-- begin SUPPLIED RECORDS --
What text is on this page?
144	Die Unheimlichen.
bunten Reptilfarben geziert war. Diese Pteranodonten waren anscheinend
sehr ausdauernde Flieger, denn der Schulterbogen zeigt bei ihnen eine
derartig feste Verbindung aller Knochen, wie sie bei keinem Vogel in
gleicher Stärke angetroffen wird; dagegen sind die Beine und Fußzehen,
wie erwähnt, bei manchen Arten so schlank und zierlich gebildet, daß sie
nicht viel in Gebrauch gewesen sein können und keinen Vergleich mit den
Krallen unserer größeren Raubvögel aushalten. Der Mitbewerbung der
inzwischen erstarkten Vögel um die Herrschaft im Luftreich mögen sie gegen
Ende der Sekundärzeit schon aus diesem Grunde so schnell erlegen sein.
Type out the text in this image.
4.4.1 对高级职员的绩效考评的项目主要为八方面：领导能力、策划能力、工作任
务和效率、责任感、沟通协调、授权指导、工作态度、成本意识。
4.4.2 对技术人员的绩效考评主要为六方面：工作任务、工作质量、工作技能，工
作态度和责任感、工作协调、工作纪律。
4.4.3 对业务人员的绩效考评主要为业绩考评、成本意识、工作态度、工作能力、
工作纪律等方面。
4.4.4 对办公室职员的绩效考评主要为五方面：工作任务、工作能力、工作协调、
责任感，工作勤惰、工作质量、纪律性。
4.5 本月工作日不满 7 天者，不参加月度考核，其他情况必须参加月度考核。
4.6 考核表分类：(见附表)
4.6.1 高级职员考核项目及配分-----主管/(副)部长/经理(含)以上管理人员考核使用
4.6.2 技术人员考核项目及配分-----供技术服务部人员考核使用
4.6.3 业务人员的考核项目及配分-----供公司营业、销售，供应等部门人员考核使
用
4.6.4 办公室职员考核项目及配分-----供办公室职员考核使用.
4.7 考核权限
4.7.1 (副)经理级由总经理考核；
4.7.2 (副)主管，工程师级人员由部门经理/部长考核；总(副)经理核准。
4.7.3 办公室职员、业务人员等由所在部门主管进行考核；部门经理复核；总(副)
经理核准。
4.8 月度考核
-- end SUPPLIED RECORDS --
WHAT IS ASKED>
Find the string "经理核准" in the entries above and return each line that holds it.

RESPONSE FOR THIS EXERCISE>
4.7.2 (副)主管，工程师级人员由部门经理/部长考核；总(副)经理核准。
经理核准。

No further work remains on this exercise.